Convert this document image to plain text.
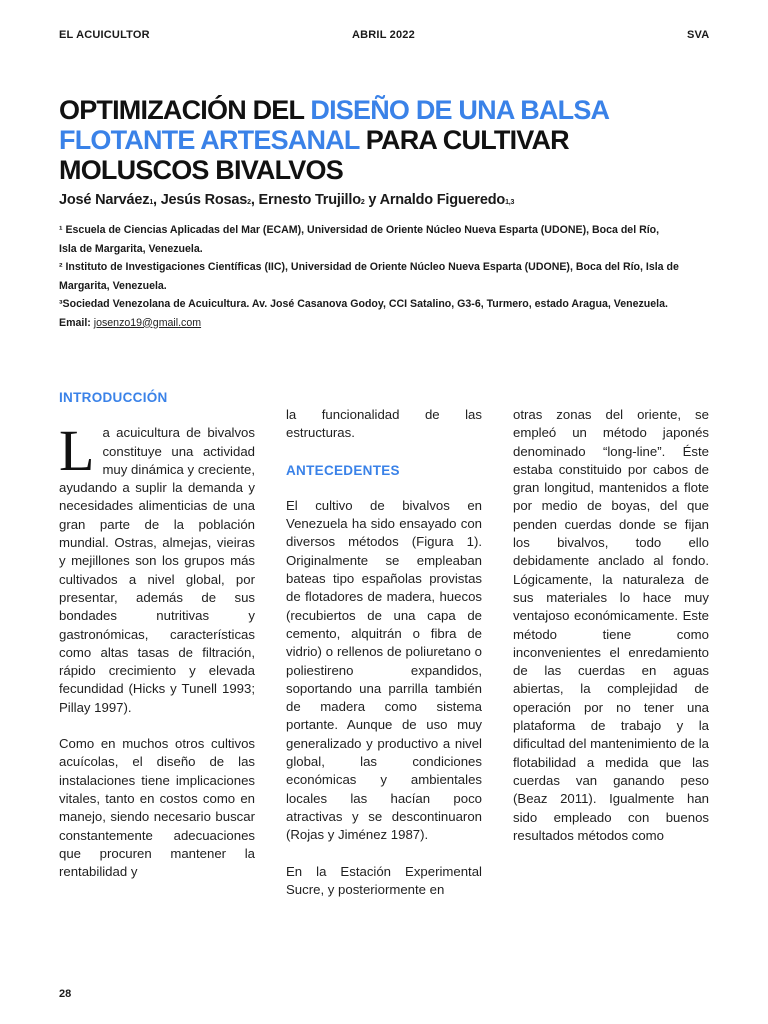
EL ACUICULTOR	ABRIL 2022	SVA
OPTIMIZACIÓN DEL DISEÑO DE UNA BALSA FLOTANTE ARTESANAL PARA CULTIVAR MOLUSCOS BIVALVOS
José Narváez1, Jesús Rosas2, Ernesto Trujillo2 y Arnaldo Figueredo1,3

¹ Escuela de Ciencias Aplicadas del Mar (ECAM), Universidad de Oriente Núcleo Nueva Esparta (UDONE), Boca del Río, Isla de Margarita, Venezuela.

² Instituto de Investigaciones Científicas (IIC), Universidad de Oriente Núcleo Nueva Esparta (UDONE), Boca del Río, Isla de Margarita, Venezuela.

³Sociedad Venezolana de Acuicultura. Av. José Casanova Godoy, CCI Satalino, G3-6, Turmero, estado Aragua, Venezuela.

Email: josenzo19@gmail.com

INTRODUCCIÓN

La acuicultura de bivalvos constituye una actividad muy dinámica y creciente, ayudando a suplir la demanda y necesidades alimenticias de una gran parte de la población mundial. Ostras, almejas, vieiras y mejillones son los grupos más cultivados a nivel global, por presentar, además de sus bondades nutritivas y gastronómicas, características como altas tasas de filtración, rápido crecimiento y elevada fecundidad (Hicks y Tunell 1993; Pillay 1997).

Como en muchos otros cultivos acuícolas, el diseño de las instalaciones tiene implicaciones vitales, tanto en costos como en manejo, siendo necesario buscar constantemente adecuaciones que procuren mantener la rentabilidad y

la funcionalidad de las estructuras.

ANTECEDENTES

El cultivo de bivalvos en Venezuela ha sido ensayado con diversos métodos (Figura 1). Originalmente se empleaban bateas tipo españolas provistas de flotadores de madera, huecos (recubiertos de una capa de cemento, alquitrán o fibra de vidrio) o rellenos de poliuretano o poliestireno expandidos, soportando una parrilla también de madera como sistema portante. Aunque de uso muy generalizado y productivo a nivel global, las condiciones económicas y ambientales locales las hacían poco atractivas y se descontinuaron (Rojas y Jiménez 1987).

En la Estación Experimental Sucre, y posteriormente en

otras zonas del oriente, se empleó un método japonés denominado “long-line”. Éste estaba constituido por cabos de gran longitud, mantenidos a flote por medio de boyas, del que penden cuerdas donde se fijan los bivalvos, todo ello debidamente anclado al fondo. Lógicamente, la naturaleza de sus materiales lo hace muy ventajoso económicamente. Este método tiene como inconvenientes el enredamiento de las cuerdas en aguas abiertas, la complejidad de operación por no tener una plataforma de trabajo y la dificultad del mantenimiento de la flotabilidad a medida que las cuerdas van ganando peso (Beaz 2011). Igualmente han sido empleado con buenos resultados métodos como

28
§
Go through the lines above. Select every one that has the string "como".

● **COMPLETE RESPONSE**:
La acuicultura de bivalvos constituye una actividad muy dinámica y creciente, ayudando a suplir la demanda y necesidades alimenticias de una gran parte de la población mundial. Ostras, almejas, vieiras y mejillones son los grupos más cultivados a nivel global, por presentar, además de sus bondades nutritivas y gastronómicas, características como altas tasas de filtración, rápido crecimiento y elevada fecundidad (Hicks y Tunell 1993; Pillay 1997).
Como en muchos otros cultivos acuícolas, el diseño de las instalaciones tiene implicaciones vitales, tanto en costos como en manejo, siendo necesario buscar constantemente adecuaciones que procuren mantener la rentabilidad y
El cultivo de bivalvos en Venezuela ha sido ensayado con diversos métodos (Figura 1). Originalmente se empleaban bateas tipo españolas provistas de flotadores de madera, huecos (recubiertos de una capa de cemento, alquitrán o fibra de vidrio) o rellenos de poliuretano o poliestireno expandidos, soportando una parrilla también de madera como sistema portante. Aunque de uso muy generalizado y productivo a nivel global, las condiciones económicas y ambientales locales las hacían poco atractivas y se descontinuaron (Rojas y Jiménez 1987).
otras zonas del oriente, se empleó un método japonés denominado “long-line”. Éste estaba constituido por cabos de gran longitud, mantenidos a flote por medio de boyas, del que penden cuerdas donde se fijan los bivalvos, todo ello debidamente anclado al fondo. Lógicamente, la naturaleza de sus materiales lo hace muy ventajoso económicamente. Este método tiene como inconvenientes el enredamiento de las cuerdas en aguas abiertas, la complejidad de operación por no tener una plataforma de trabajo y la dificultad del mantenimiento de la flotabilidad a medida que las cuerdas van ganando peso (Beaz 2011). Igualmente han sido empleado con buenos resultados métodos como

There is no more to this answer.